### Exercise aim
Copy the records below word for word, from the line containing "Patent image size: (553, 797)." through the line containing "The sheet of", both included.

### Record set
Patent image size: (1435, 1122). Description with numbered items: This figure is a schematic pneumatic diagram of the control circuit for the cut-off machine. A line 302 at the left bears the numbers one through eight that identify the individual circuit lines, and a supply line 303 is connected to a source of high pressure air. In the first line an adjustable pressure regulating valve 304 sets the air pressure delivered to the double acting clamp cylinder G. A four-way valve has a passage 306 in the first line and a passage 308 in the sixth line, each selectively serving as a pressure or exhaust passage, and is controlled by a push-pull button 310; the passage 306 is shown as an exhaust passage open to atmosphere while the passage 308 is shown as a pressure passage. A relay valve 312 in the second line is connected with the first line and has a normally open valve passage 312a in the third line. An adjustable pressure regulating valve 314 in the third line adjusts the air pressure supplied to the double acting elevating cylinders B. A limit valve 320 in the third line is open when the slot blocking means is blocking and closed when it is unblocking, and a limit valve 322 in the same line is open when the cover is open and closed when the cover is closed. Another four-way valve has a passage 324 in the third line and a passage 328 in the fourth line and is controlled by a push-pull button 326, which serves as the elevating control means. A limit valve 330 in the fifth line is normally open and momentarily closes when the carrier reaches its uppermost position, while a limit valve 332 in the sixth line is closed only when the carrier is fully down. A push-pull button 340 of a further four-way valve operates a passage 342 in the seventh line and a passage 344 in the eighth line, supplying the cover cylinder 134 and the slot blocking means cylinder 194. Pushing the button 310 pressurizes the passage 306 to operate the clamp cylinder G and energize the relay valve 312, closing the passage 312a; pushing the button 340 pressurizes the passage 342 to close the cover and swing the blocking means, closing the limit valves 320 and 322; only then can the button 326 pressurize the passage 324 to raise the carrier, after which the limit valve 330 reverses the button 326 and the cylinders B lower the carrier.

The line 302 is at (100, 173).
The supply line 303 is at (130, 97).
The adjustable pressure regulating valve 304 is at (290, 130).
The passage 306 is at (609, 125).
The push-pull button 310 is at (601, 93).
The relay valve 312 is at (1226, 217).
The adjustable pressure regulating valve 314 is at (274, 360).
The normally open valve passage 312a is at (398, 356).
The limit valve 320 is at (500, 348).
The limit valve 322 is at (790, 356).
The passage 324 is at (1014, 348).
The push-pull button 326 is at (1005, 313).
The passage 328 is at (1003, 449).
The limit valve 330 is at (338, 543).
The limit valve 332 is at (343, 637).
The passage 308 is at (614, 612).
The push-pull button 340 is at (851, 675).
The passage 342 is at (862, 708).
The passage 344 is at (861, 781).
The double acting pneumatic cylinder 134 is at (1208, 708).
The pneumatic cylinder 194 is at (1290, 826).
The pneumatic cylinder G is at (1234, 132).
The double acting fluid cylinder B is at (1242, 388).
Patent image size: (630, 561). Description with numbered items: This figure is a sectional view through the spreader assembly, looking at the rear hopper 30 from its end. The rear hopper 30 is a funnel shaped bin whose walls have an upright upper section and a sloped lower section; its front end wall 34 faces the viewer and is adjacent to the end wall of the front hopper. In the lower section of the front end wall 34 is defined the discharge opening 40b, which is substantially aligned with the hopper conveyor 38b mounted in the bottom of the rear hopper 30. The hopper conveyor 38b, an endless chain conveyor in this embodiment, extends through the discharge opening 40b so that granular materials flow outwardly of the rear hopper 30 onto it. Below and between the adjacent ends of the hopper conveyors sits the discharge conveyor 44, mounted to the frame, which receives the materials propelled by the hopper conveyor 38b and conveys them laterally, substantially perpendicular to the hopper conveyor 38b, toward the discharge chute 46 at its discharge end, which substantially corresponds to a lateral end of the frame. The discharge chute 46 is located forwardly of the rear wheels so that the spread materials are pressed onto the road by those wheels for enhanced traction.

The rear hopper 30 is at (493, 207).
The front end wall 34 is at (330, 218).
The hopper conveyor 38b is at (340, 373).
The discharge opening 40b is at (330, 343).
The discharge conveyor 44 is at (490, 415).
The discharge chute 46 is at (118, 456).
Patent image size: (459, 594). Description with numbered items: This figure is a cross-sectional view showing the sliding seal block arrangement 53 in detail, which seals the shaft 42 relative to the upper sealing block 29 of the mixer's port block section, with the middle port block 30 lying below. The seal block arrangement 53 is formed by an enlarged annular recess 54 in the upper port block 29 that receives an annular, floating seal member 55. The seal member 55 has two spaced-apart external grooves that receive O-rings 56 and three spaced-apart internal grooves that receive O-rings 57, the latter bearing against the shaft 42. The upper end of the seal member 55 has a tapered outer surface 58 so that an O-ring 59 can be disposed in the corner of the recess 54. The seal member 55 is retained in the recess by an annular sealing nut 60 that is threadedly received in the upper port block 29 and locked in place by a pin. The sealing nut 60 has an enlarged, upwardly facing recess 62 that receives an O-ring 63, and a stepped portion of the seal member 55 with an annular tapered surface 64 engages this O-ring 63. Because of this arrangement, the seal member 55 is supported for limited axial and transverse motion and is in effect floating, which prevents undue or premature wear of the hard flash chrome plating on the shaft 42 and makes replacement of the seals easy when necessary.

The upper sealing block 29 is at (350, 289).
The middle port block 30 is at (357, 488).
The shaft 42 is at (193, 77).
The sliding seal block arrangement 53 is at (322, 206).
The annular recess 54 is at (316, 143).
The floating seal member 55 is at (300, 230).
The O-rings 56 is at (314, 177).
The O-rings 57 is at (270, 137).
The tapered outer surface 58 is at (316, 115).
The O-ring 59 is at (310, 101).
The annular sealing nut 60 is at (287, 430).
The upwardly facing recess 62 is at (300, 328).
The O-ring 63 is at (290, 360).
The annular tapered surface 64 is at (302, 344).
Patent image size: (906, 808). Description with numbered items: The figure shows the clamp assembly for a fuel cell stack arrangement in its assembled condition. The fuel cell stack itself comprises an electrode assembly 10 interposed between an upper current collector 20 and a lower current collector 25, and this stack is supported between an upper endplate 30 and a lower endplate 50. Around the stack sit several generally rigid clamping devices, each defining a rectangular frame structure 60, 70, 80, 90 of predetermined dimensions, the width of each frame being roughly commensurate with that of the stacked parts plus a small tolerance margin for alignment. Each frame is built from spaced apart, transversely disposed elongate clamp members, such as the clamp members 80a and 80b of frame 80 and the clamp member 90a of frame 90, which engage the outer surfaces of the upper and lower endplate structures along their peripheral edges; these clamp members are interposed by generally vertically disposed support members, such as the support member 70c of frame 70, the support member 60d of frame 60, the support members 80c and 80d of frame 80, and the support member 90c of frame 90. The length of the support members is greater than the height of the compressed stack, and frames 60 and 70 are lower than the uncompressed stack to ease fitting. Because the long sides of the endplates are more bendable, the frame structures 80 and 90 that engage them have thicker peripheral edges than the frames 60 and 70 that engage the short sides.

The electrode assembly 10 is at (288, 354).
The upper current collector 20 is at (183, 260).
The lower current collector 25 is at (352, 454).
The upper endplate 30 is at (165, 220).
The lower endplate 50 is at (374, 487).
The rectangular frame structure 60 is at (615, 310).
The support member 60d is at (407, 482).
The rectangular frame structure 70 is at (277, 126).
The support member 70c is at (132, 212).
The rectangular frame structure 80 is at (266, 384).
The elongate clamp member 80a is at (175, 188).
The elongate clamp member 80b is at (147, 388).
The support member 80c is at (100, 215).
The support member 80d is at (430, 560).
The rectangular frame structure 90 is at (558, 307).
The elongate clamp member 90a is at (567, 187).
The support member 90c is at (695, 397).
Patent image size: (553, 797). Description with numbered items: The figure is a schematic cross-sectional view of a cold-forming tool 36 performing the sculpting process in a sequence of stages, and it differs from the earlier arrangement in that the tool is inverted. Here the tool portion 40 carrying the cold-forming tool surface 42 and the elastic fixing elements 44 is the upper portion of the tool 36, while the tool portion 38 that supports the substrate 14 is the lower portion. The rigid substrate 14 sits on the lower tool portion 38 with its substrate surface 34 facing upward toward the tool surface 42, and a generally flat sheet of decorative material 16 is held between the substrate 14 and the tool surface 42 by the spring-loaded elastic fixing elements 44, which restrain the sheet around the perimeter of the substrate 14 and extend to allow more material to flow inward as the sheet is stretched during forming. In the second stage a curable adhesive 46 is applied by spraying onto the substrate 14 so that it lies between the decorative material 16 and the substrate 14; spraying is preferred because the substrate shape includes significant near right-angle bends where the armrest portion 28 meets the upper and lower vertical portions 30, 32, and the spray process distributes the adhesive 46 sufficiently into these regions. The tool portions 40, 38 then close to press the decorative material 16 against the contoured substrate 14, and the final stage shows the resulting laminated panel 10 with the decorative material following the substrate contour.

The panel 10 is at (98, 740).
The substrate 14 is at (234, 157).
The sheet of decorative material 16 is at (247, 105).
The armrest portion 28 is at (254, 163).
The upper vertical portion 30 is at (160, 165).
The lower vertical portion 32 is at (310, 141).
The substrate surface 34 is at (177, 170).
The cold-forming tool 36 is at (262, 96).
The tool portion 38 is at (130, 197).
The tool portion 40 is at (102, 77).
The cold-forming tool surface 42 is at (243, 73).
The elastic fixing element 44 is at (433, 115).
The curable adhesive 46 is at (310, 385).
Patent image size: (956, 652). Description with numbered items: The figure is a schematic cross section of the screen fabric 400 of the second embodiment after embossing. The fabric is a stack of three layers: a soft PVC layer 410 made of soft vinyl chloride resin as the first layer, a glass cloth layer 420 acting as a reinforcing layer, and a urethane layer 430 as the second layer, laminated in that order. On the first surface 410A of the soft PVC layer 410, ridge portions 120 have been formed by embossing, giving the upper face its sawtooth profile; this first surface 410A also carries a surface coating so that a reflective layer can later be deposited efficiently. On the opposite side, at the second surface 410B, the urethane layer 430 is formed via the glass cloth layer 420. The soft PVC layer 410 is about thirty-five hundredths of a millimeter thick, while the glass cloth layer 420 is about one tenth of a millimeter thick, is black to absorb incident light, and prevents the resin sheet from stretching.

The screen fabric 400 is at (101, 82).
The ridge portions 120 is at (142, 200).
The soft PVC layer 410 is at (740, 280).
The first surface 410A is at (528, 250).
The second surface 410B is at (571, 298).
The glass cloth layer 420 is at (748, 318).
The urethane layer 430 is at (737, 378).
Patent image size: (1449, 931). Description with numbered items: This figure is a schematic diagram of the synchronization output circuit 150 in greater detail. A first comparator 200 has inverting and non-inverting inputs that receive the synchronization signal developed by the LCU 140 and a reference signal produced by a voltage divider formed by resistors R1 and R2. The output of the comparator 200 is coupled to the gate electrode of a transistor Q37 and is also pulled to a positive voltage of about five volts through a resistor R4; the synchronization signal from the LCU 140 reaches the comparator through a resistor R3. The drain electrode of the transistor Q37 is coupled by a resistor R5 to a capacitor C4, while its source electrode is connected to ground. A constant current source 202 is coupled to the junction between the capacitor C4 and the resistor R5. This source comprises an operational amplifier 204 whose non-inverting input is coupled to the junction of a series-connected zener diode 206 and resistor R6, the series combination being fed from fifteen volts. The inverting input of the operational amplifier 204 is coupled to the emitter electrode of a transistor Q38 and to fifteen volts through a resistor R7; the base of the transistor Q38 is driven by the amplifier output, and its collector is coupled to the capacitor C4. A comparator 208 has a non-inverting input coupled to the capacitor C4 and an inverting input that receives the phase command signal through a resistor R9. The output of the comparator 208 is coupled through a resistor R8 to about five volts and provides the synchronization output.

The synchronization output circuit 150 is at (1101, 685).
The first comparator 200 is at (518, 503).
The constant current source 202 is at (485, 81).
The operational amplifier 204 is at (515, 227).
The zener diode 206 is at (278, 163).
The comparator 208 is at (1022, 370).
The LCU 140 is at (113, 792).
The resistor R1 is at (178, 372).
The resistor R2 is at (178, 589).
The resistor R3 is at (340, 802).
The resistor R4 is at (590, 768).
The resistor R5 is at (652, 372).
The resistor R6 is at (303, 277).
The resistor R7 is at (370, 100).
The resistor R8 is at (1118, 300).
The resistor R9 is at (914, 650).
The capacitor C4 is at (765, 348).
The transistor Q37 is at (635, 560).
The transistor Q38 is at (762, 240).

### Task output
Patent image size: (553, 797). Description with numbered items: The figure is a schematic cross-sectional view of a cold-forming tool 36 performing the sculpting process in a sequence of stages, and it differs from the earlier arrangement in that the tool is inverted. Here the tool portion 40 carrying the cold-forming tool surface 42 and the elastic fixing elements 44 is the upper portion of the tool 36, while the tool portion 38 that supports the substrate 14 is the lower portion. The rigid substrate 14 sits on the lower tool portion 38 with its substrate surface 34 facing upward toward the tool surface 42, and a generally flat sheet of decorative material 16 is held between the substrate 14 and the tool surface 42 by the spring-loaded elastic fixing elements 44, which restrain the sheet around the perimeter of the substrate 14 and extend to allow more material to flow inward as the sheet is stretched during forming. In the second stage a curable adhesive 46 is applied by spraying onto the substrate 14 so that it lies between the decorative material 16 and the substrate 14; spraying is preferred because the substrate shape includes significant near right-angle bends where the armrest portion 28 meets the upper and lower vertical portions 30, 32, and the spray process distributes the adhesive 46 sufficiently into these regions. The tool portions 40, 38 then close to press the decorative material 16 against the contoured substrate 14, and the final stage shows the resulting laminated panel 10 with the decorative material following the substrate contour.

The panel 10 is at (98, 740).
The substrate 14 is at (234, 157).
The sheet of decorative material 16 is at (247, 105).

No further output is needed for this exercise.